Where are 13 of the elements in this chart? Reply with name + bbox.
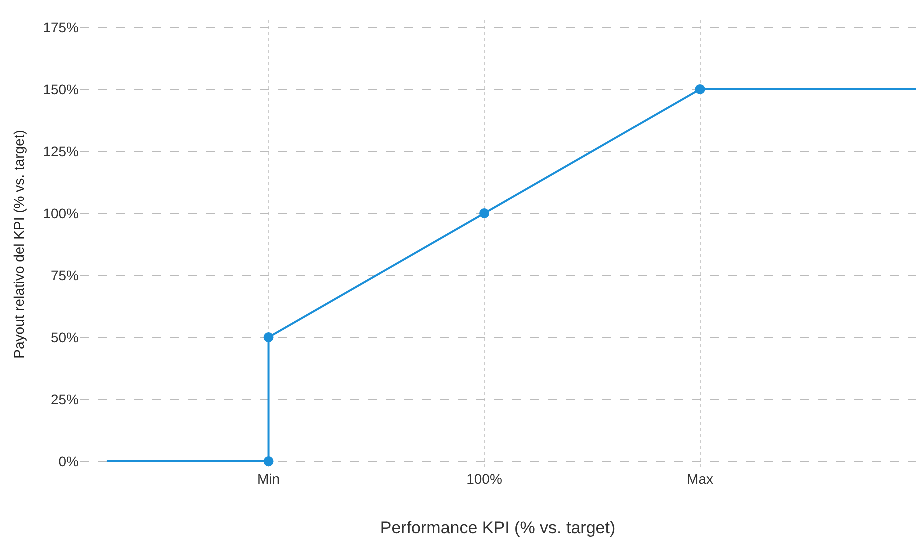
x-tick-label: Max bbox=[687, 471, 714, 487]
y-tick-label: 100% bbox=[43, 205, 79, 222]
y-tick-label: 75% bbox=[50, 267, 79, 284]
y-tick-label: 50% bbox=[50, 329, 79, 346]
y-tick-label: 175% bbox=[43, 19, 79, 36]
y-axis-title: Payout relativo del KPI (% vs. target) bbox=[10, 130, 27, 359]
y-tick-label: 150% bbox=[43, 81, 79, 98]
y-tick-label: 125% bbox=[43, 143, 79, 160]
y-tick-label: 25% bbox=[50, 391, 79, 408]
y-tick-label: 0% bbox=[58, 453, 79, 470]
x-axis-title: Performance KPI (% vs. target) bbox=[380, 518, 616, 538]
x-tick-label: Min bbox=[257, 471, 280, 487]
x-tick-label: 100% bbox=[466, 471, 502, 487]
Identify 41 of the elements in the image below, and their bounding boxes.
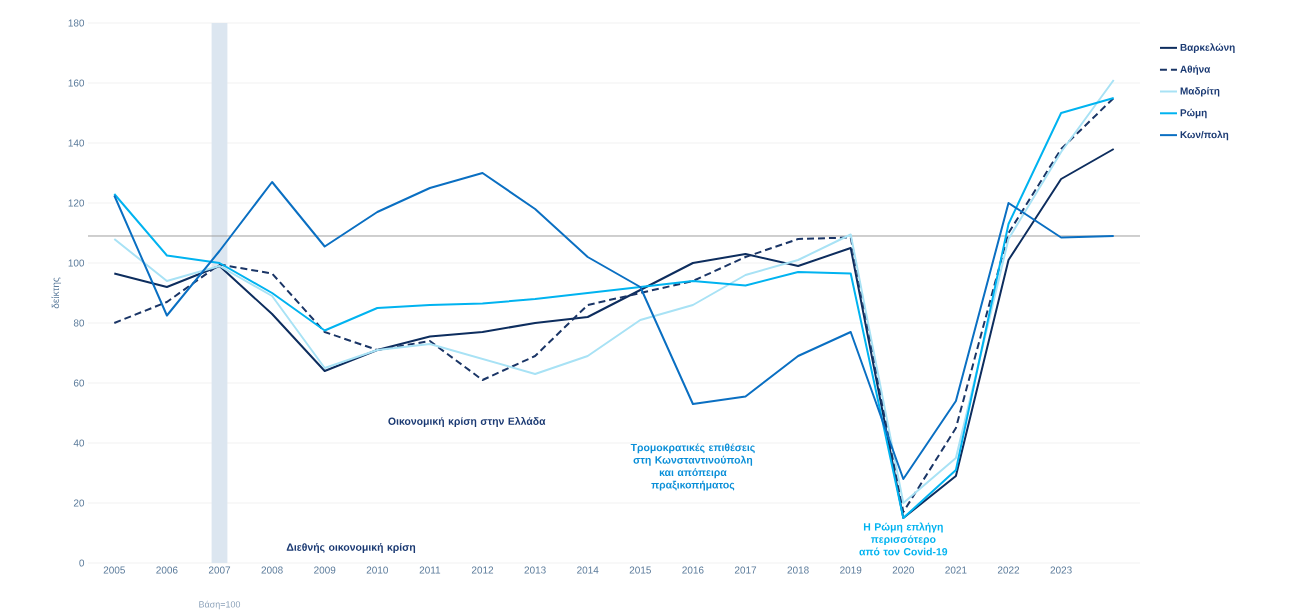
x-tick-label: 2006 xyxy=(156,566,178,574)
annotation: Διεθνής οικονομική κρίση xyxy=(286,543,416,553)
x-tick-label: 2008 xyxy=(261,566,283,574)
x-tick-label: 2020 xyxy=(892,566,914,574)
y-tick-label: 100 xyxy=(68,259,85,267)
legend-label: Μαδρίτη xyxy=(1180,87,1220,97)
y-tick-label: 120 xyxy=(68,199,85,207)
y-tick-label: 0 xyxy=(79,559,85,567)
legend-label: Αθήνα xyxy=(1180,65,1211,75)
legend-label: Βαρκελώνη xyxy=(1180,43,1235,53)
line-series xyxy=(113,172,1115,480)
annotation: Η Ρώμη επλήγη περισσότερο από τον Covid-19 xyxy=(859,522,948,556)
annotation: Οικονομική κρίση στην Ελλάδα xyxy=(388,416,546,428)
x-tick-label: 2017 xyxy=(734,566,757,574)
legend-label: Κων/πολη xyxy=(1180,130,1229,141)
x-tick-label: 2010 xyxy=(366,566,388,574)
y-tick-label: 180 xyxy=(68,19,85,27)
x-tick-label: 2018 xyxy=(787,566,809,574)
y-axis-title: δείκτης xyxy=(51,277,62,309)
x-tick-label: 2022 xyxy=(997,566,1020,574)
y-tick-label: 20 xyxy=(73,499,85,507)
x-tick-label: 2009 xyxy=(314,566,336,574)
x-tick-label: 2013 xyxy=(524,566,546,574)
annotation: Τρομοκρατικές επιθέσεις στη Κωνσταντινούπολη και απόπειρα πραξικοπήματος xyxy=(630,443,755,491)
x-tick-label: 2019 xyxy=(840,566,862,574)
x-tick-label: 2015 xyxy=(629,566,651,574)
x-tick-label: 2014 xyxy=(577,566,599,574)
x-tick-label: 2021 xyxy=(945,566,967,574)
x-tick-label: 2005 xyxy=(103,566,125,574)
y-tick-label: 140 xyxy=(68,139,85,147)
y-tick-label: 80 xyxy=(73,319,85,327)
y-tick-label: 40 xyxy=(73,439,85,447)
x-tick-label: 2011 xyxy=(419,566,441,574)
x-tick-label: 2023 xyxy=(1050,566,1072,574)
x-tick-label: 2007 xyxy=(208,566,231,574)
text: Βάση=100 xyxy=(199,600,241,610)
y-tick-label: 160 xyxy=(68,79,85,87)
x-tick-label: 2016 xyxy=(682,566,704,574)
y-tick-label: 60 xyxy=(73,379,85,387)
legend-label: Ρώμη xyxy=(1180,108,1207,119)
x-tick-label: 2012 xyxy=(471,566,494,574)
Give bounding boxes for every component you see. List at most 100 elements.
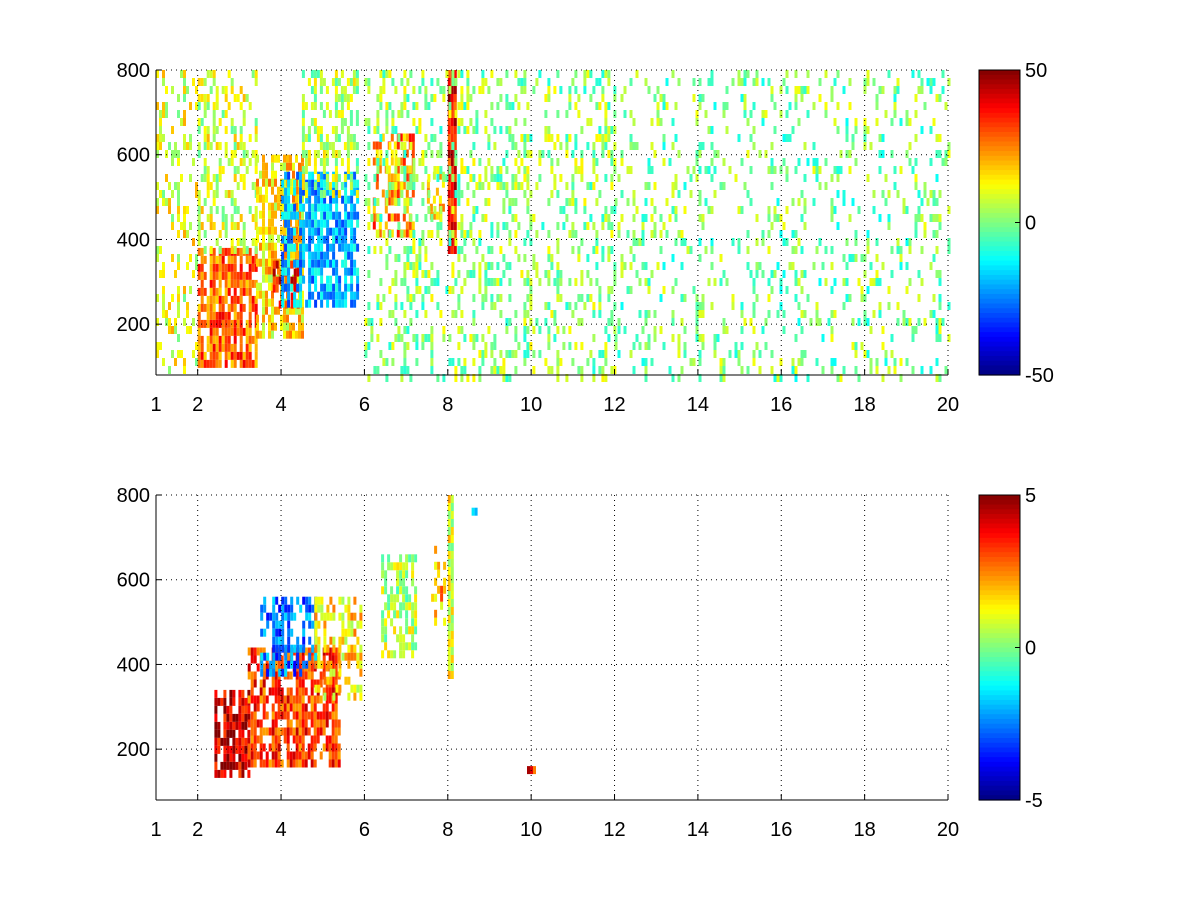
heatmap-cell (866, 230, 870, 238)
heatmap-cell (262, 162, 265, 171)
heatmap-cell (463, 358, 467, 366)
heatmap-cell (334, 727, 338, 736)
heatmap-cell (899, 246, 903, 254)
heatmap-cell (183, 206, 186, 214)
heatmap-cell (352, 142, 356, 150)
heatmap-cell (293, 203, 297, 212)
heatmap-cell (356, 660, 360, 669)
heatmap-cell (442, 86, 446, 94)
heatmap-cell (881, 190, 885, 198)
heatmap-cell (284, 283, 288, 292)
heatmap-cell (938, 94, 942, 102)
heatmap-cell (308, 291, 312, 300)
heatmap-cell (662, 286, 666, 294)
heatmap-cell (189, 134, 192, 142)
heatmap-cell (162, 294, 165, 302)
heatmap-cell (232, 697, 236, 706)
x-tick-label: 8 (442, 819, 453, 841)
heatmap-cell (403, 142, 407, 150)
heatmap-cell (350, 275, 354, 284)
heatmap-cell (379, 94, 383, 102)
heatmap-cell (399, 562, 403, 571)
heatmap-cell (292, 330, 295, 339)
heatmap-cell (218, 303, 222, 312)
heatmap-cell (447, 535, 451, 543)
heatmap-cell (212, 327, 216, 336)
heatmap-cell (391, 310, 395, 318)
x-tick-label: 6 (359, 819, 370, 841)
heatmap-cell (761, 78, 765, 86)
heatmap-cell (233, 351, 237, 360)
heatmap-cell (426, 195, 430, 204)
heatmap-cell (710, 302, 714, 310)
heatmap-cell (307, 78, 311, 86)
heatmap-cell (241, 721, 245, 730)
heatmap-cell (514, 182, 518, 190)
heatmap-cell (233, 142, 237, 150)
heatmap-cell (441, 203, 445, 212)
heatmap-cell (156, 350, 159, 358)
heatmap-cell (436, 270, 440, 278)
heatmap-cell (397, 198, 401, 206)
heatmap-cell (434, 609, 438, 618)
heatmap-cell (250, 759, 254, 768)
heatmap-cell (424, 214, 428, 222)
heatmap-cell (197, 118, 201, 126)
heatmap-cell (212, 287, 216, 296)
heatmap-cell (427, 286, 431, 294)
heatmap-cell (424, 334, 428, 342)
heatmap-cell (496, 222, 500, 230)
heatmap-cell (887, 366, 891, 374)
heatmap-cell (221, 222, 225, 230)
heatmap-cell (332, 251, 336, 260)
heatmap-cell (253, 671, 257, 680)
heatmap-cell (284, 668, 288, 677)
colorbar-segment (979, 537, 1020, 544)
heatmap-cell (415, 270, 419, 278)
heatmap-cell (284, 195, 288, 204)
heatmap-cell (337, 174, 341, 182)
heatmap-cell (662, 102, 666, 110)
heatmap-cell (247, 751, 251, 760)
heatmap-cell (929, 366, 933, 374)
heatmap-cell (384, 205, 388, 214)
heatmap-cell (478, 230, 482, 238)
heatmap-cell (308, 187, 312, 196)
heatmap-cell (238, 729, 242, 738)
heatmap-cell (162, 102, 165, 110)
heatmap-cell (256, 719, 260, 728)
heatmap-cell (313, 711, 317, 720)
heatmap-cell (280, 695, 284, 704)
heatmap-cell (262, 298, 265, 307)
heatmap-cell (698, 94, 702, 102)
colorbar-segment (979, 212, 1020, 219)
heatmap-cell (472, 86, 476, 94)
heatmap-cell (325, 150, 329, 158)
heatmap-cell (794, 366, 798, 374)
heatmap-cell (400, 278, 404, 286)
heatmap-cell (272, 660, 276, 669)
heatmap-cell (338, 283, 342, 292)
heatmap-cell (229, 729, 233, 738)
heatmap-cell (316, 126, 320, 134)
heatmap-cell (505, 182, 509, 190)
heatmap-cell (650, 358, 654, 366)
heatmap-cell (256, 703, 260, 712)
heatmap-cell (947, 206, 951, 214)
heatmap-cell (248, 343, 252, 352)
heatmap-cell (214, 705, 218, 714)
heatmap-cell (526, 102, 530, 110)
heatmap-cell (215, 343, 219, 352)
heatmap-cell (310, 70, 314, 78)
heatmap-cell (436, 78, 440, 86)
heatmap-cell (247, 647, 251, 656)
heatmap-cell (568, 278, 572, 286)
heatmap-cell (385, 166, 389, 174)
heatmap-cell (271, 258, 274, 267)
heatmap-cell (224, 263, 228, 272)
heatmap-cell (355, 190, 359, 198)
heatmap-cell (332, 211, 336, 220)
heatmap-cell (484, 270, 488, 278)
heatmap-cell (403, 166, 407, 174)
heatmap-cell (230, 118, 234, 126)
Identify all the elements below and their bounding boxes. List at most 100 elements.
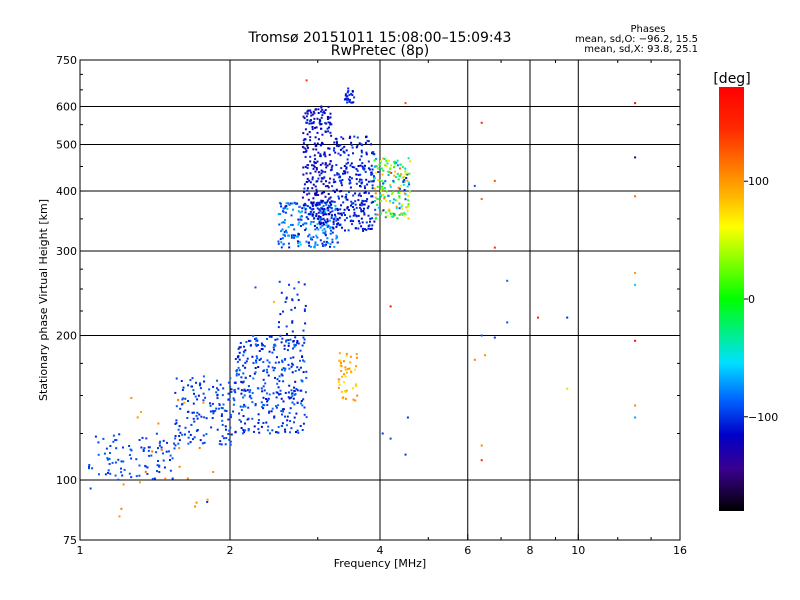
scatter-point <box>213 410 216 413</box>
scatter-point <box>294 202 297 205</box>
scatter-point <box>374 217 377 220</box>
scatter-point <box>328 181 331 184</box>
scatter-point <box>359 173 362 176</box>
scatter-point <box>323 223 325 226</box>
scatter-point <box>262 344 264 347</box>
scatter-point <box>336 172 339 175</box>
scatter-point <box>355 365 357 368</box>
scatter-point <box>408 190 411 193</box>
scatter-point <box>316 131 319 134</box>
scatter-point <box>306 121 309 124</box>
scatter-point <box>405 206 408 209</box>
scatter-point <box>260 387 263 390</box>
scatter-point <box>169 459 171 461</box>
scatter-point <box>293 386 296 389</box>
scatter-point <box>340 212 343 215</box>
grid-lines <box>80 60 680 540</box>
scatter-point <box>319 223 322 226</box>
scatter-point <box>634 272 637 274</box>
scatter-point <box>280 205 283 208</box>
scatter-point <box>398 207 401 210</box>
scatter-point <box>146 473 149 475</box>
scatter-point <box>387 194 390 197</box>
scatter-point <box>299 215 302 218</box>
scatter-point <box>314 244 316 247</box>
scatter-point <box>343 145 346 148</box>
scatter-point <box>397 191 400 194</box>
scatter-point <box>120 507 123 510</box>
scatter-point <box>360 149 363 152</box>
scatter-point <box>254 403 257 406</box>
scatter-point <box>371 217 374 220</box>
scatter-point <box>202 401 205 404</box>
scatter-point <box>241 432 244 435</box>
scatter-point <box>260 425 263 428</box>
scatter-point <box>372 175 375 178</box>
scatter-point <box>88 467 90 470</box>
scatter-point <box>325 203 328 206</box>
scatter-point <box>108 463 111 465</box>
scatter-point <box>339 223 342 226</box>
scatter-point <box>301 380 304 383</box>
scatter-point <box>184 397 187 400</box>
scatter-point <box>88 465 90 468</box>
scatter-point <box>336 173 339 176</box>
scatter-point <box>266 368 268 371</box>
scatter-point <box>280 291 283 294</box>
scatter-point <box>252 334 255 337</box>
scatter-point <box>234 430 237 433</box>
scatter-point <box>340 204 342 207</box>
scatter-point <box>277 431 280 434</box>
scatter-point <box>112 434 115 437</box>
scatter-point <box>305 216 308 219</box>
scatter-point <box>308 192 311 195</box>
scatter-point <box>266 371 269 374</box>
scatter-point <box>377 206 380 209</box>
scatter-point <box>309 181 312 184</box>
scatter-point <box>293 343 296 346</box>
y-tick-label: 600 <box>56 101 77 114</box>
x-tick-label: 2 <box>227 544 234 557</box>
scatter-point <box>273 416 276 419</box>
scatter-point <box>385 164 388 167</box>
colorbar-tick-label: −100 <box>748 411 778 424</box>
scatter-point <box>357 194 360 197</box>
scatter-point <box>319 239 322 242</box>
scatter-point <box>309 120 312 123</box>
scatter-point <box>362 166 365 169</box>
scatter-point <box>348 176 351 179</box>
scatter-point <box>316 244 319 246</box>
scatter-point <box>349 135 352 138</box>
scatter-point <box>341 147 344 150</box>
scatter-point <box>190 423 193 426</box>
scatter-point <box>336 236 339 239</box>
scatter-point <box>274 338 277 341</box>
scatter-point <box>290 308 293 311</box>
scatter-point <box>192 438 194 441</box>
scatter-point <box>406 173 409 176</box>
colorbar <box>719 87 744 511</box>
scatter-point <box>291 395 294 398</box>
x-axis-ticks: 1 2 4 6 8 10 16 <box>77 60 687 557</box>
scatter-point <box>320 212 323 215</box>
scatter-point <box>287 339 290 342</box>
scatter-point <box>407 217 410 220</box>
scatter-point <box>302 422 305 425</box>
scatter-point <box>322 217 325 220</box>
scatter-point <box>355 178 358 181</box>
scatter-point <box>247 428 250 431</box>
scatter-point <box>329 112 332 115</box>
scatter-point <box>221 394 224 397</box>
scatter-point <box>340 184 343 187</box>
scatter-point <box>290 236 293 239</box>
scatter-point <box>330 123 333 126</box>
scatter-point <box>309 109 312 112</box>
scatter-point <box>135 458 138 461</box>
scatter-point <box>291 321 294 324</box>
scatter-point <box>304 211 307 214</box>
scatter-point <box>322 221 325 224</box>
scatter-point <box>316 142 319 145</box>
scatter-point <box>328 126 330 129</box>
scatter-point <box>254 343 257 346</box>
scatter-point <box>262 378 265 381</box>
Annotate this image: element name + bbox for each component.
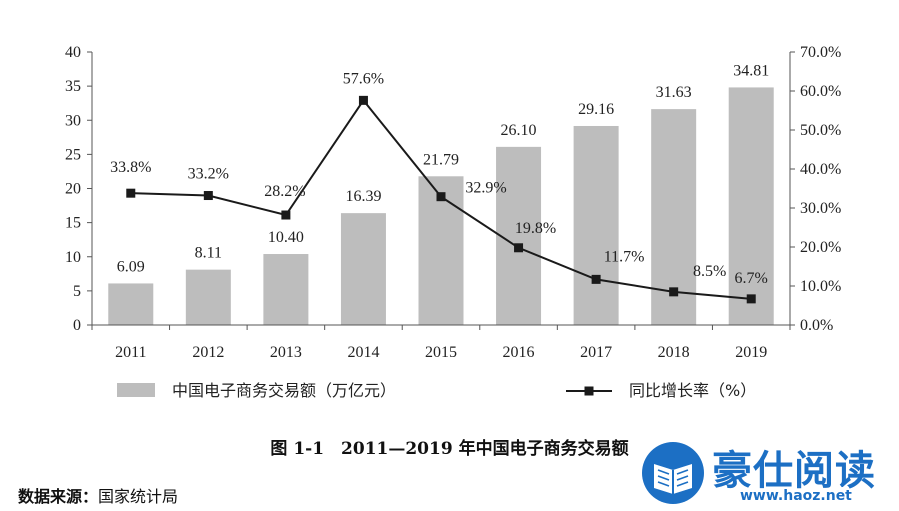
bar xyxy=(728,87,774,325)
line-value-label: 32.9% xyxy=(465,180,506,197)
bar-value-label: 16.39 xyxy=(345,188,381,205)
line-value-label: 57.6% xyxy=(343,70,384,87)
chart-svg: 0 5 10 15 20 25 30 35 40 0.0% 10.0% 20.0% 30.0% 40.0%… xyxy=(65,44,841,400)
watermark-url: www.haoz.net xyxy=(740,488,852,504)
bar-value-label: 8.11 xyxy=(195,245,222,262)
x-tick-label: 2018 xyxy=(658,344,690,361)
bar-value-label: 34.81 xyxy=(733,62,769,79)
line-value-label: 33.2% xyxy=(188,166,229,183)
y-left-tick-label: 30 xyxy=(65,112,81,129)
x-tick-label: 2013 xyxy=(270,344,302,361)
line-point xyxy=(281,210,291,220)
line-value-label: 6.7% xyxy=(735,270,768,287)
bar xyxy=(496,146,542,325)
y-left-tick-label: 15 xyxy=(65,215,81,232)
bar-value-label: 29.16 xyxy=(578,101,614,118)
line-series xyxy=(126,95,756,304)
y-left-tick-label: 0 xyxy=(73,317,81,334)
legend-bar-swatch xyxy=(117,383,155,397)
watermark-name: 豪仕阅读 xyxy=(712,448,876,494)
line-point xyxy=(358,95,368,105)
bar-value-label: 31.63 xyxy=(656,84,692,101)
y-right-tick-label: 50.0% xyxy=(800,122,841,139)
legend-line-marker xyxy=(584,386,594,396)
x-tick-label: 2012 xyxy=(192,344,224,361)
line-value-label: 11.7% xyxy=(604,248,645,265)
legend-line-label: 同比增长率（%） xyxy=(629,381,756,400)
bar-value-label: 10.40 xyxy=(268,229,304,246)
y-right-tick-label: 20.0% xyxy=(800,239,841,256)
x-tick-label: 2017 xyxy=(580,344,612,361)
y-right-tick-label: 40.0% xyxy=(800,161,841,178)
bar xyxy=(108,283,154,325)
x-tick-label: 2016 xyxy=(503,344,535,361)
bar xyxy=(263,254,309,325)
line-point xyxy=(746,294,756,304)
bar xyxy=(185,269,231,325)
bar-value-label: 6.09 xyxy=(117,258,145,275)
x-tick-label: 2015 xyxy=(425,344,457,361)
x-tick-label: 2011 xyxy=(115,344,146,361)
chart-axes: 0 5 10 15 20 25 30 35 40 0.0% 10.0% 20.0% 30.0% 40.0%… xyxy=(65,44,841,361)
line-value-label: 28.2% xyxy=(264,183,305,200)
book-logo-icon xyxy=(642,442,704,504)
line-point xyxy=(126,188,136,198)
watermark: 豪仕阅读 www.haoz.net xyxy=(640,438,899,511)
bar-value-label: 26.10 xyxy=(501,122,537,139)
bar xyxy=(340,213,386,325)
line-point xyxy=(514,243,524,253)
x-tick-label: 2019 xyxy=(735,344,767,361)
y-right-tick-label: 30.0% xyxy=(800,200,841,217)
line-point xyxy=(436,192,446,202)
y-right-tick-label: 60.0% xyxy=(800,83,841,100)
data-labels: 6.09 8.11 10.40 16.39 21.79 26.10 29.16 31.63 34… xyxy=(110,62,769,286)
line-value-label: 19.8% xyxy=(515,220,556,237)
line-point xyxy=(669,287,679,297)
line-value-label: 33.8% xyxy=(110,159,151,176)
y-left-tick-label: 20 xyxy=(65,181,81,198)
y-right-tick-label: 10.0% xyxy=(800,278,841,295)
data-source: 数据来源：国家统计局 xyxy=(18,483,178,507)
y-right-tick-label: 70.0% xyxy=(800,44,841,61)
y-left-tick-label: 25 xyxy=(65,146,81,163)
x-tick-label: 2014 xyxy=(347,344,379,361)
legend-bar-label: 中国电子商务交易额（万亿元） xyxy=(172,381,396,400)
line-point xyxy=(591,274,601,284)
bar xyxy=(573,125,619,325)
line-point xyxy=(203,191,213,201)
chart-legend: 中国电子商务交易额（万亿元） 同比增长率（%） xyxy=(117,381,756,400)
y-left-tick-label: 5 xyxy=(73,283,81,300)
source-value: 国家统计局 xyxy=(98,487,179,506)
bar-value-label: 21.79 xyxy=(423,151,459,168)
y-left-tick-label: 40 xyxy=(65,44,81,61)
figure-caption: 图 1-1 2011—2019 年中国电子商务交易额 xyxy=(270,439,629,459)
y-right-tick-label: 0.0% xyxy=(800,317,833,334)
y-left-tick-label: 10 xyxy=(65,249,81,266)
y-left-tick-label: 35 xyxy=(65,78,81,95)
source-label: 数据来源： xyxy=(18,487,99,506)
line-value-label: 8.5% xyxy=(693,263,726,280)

++++

→ Set task:
Copy out the part of the entries above that opens with the line containing "x-tick-label: Max bbox=[687, 471, 714, 487]" and closes with the line containing "Identify 41 of", with both of those lines included.

→ Answer below:
x-tick-label: Max bbox=[687, 471, 714, 487]
y-tick-label: 100% bbox=[43, 205, 79, 222]
y-tick-label: 75% bbox=[50, 267, 79, 284]
y-tick-label: 50% bbox=[50, 329, 79, 346]
y-tick-label: 175% bbox=[43, 19, 79, 36]
y-axis-title: Payout relativo del KPI (% vs. target) bbox=[10, 130, 27, 359]
y-tick-label: 150% bbox=[43, 81, 79, 98]
y-tick-label: 125% bbox=[43, 143, 79, 160]
y-tick-label: 25% bbox=[50, 391, 79, 408]
y-tick-label: 0% bbox=[58, 453, 79, 470]
x-axis-title: Performance KPI (% vs. target) bbox=[380, 518, 616, 538]
x-tick-label: Min bbox=[257, 471, 280, 487]
x-tick-label: 100% bbox=[466, 471, 502, 487]
Identify 41 of the elements in the image below, and their bounding boxes.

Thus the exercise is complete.